** Work to complete **
Find every line with the word "chocs". Copy those lines.

+ + + +

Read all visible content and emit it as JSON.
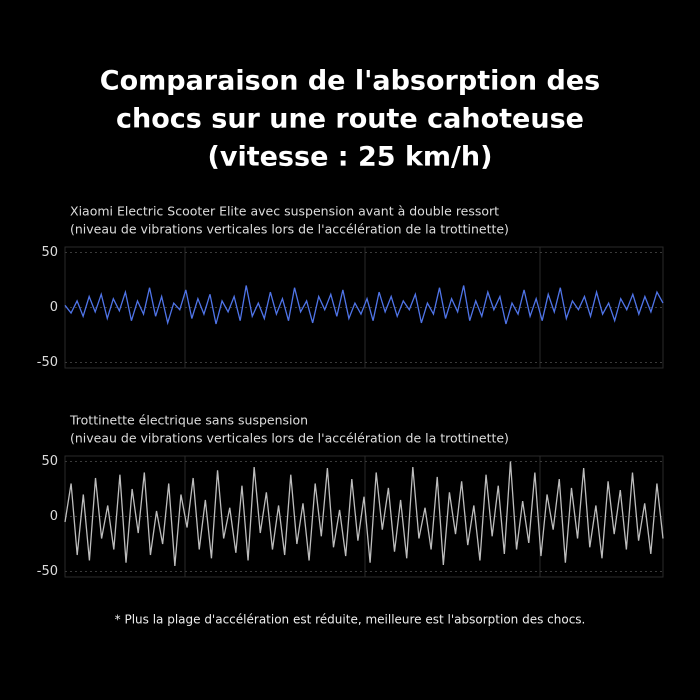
{
  "title": [
    "Comparaison de l'absorption des",
    "chocs sur une route cahoteuse",
    "(vitesse : 25 km/h)"
  ],
  "footnote": "* Plus la plage d'accélération est réduite, meilleure est l'absorption des chocs.",
  "chart_data": [
    {
      "type": "line",
      "subtitle": [
        "Xiaomi Electric Scooter Elite avec suspension avant à double ressort",
        "(niveau de vibrations verticales lors de l'accélération de la trottinette)"
      ],
      "values": [
        2,
        -5,
        6,
        -8,
        10,
        -4,
        12,
        -10,
        8,
        -3,
        14,
        -12,
        6,
        -6,
        18,
        -8,
        10,
        -14,
        4,
        -2,
        16,
        -10,
        8,
        -6,
        12,
        -15,
        6,
        -4,
        10,
        -12,
        20,
        -8,
        4,
        -10,
        14,
        -6,
        8,
        -12,
        18,
        -4,
        6,
        -14,
        10,
        -2,
        12,
        -8,
        16,
        -10,
        4,
        -6,
        8,
        -12,
        14,
        -4,
        10,
        -8,
        6,
        -2,
        12,
        -14,
        4,
        -6,
        18,
        -10,
        8,
        -4,
        20,
        -12,
        6,
        -8,
        14,
        -2,
        10,
        -15,
        4,
        -6,
        16,
        -8,
        8,
        -12,
        12,
        -4,
        18,
        -10,
        6,
        -2,
        10,
        -8,
        14,
        -6,
        4,
        -12,
        8,
        -2,
        12,
        -6,
        10,
        -4,
        14,
        4
      ],
      "color": "#4f74e8",
      "ylim": [
        -55,
        55
      ],
      "yticks": [
        50,
        0,
        -50
      ],
      "grid": true
    },
    {
      "type": "line",
      "subtitle": [
        "Trottinette électrique sans suspension",
        "(niveau de vibrations verticales lors de l'accélération de la trottinette)"
      ],
      "values": [
        -5,
        30,
        -35,
        20,
        -40,
        35,
        -20,
        10,
        -30,
        38,
        -42,
        25,
        -15,
        40,
        -35,
        5,
        -25,
        30,
        -45,
        20,
        -10,
        35,
        -30,
        15,
        -38,
        42,
        -20,
        8,
        -33,
        28,
        -40,
        45,
        -15,
        22,
        -30,
        10,
        -35,
        38,
        -25,
        12,
        -40,
        30,
        -18,
        44,
        -28,
        6,
        -36,
        34,
        -22,
        18,
        -42,
        40,
        -12,
        26,
        -32,
        15,
        -38,
        45,
        -20,
        8,
        -30,
        36,
        -44,
        22,
        -16,
        32,
        -26,
        10,
        -40,
        38,
        -18,
        28,
        -34,
        50,
        -30,
        14,
        -24,
        40,
        -36,
        20,
        -12,
        34,
        -42,
        26,
        -20,
        44,
        -28,
        10,
        -38,
        32,
        -16,
        24,
        -30,
        40,
        -22,
        12,
        -34,
        30,
        -20
      ],
      "color": "#bdbdbd",
      "ylim": [
        -55,
        55
      ],
      "yticks": [
        50,
        0,
        -50
      ],
      "grid": true
    }
  ]
}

+ + + +

** Task output **
    "chocs sur une route cahoteuse",
  "footnote": "* Plus la plage d'accélération est réduite, meilleure est l'absorption des chocs.",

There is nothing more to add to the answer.